- _Stored dataset items_
==============================

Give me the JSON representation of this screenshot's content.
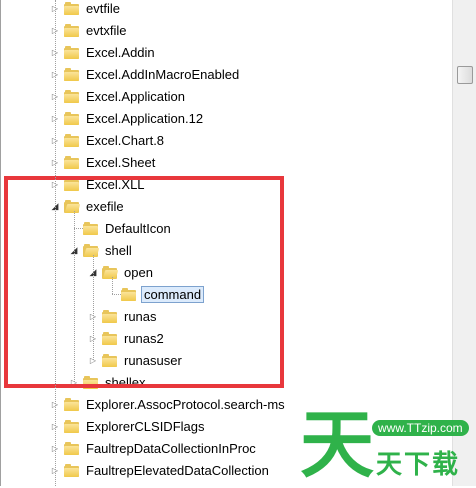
{
  "tree": {
    "items": [
      {
        "label": "evtfile",
        "level": 0,
        "state": "collapsed"
      },
      {
        "label": "evtxfile",
        "level": 0,
        "state": "collapsed"
      },
      {
        "label": "Excel.Addin",
        "level": 0,
        "state": "collapsed"
      },
      {
        "label": "Excel.AddInMacroEnabled",
        "level": 0,
        "state": "collapsed"
      },
      {
        "label": "Excel.Application",
        "level": 0,
        "state": "collapsed"
      },
      {
        "label": "Excel.Application.12",
        "level": 0,
        "state": "collapsed"
      },
      {
        "label": "Excel.Chart.8",
        "level": 0,
        "state": "collapsed"
      },
      {
        "label": "Excel.Sheet",
        "level": 0,
        "state": "collapsed"
      },
      {
        "label": "Excel.XLL",
        "level": 0,
        "state": "collapsed"
      },
      {
        "label": "exefile",
        "level": 0,
        "state": "expanded"
      },
      {
        "label": "DefaultIcon",
        "level": 1,
        "state": "leaf"
      },
      {
        "label": "shell",
        "level": 1,
        "state": "expanded"
      },
      {
        "label": "open",
        "level": 2,
        "state": "expanded"
      },
      {
        "label": "command",
        "level": 3,
        "state": "leaf",
        "selected": true
      },
      {
        "label": "runas",
        "level": 2,
        "state": "collapsed"
      },
      {
        "label": "runas2",
        "level": 2,
        "state": "collapsed"
      },
      {
        "label": "runasuser",
        "level": 2,
        "state": "collapsed"
      },
      {
        "label": "shellex",
        "level": 1,
        "state": "collapsed"
      },
      {
        "label": "Explorer.AssocProtocol.search-ms",
        "level": 0,
        "state": "collapsed"
      },
      {
        "label": "ExplorerCLSIDFlags",
        "level": 0,
        "state": "collapsed"
      },
      {
        "label": "FaultrepDataCollectionInProc",
        "level": 0,
        "state": "collapsed"
      },
      {
        "label": "FaultrepElevatedDataCollection",
        "level": 0,
        "state": "collapsed"
      }
    ]
  },
  "colors": {
    "highlight_box": "#e8373c",
    "selection_bg": "#dcebfc",
    "folder": "#f0c84a",
    "watermark": "#2fb24a"
  },
  "watermark": {
    "glyph": "天",
    "url": "www.TTzip.com",
    "text": "天下载"
  }
}
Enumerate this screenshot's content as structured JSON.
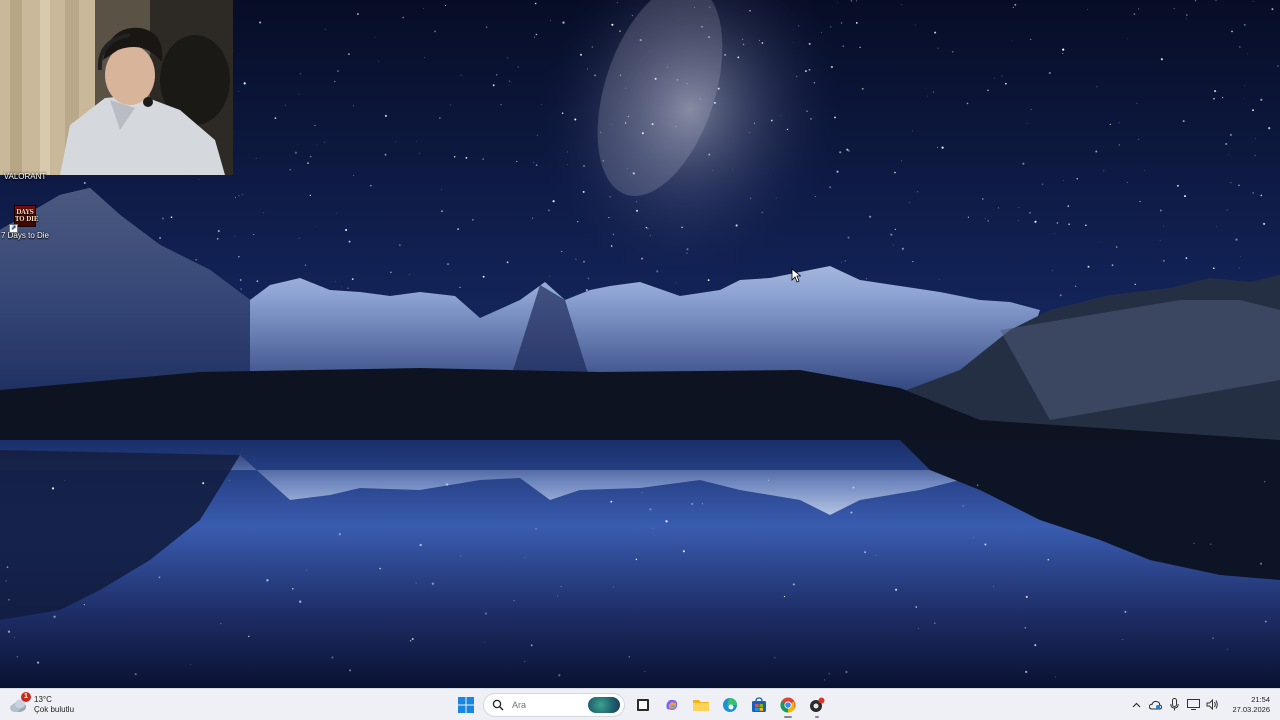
{
  "desktop": {
    "icons": [
      {
        "label": "VALORANT"
      },
      {
        "label": "7 Days to Die",
        "art_text": "DAYS\nTO DIE"
      }
    ]
  },
  "taskbar": {
    "weather": {
      "temperature": "13°C",
      "condition": "Çok bulutlu",
      "badge": "1"
    },
    "search": {
      "placeholder": "Ara"
    },
    "pinned": [
      "start-icon",
      "task-view-icon",
      "copilot-icon",
      "file-explorer-icon",
      "edge-icon",
      "store-icon",
      "chrome-icon",
      "recorder-icon"
    ],
    "tray": {
      "time": "21:54",
      "date": "27.03.2026"
    }
  },
  "colors": {
    "sky_top": "#0a1230",
    "sky_mid": "#1b2f66",
    "taskbar_bg": "#eef0f5",
    "accent": "#0067c0"
  }
}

==============================

- _Short task_
Quote the records above in full, dropping each picture.

- _Result_
Give me the JSON representation of this screenshot's content.
{
  "tree": {
    "items": [
      {
        "label": "evtfile",
        "level": 0,
        "state": "collapsed"
      },
      {
        "label": "evtxfile",
        "level": 0,
        "state": "collapsed"
      },
      {
        "label": "Excel.Addin",
        "level": 0,
        "state": "collapsed"
      },
      {
        "label": "Excel.AddInMacroEnabled",
        "level": 0,
        "state": "collapsed"
      },
      {
        "label": "Excel.Application",
        "level": 0,
        "state": "collapsed"
      },
      {
        "label": "Excel.Application.12",
        "level": 0,
        "state": "collapsed"
      },
      {
        "label": "Excel.Chart.8",
        "level": 0,
        "state": "collapsed"
      },
      {
        "label": "Excel.Sheet",
        "level": 0,
        "state": "collapsed"
      },
      {
        "label": "Excel.XLL",
        "level": 0,
        "state": "collapsed"
      },
      {
        "label": "exefile",
        "level": 0,
        "state": "expanded"
      },
      {
        "label": "DefaultIcon",
        "level": 1,
        "state": "leaf"
      },
      {
        "label": "shell",
        "level": 1,
        "state": "expanded"
      },
      {
        "label": "open",
        "level": 2,
        "state": "expanded"
      },
      {
        "label": "command",
        "level": 3,
        "state": "leaf",
        "selected": true
      },
      {
        "label": "runas",
        "level": 2,
        "state": "collapsed"
      },
      {
        "label": "runas2",
        "level": 2,
        "state": "collapsed"
      },
      {
        "label": "runasuser",
        "level": 2,
        "state": "collapsed"
      },
      {
        "label": "shellex",
        "level": 1,
        "state": "collapsed"
      },
      {
        "label": "Explorer.AssocProtocol.search-ms",
        "level": 0,
        "state": "collapsed"
      },
      {
        "label": "ExplorerCLSIDFlags",
        "level": 0,
        "state": "collapsed"
      },
      {
        "label": "FaultrepDataCollectionInProc",
        "level": 0,
        "state": "collapsed"
      },
      {
        "label": "FaultrepElevatedDataCollection",
        "level": 0,
        "state": "collapsed"
      }
    ]
  },
  "colors": {
    "highlight_box": "#e8373c",
    "selection_bg": "#dcebfc",
    "folder": "#f0c84a",
    "watermark": "#2fb24a"
  },
  "watermark": {
    "glyph": "天",
    "url": "www.TTzip.com",
    "text": "天下载"
  }
}
Enumerate this screenshot's content as structured JSON.
{
  "desktop": {
    "icons": [
      {
        "label": "VALORANT"
      },
      {
        "label": "7 Days to Die",
        "art_text": "DAYS\nTO DIE"
      }
    ]
  },
  "taskbar": {
    "weather": {
      "temperature": "13°C",
      "condition": "Çok bulutlu",
      "badge": "1"
    },
    "search": {
      "placeholder": "Ara"
    },
    "pinned": [
      "start-icon",
      "task-view-icon",
      "copilot-icon",
      "file-explorer-icon",
      "edge-icon",
      "store-icon",
      "chrome-icon",
      "recorder-icon"
    ],
    "tray": {
      "time": "21:54",
      "date": "27.03.2026"
    }
  },
  "colors": {
    "sky_top": "#0a1230",
    "sky_mid": "#1b2f66",
    "taskbar_bg": "#eef0f5",
    "accent": "#0067c0"
  }
}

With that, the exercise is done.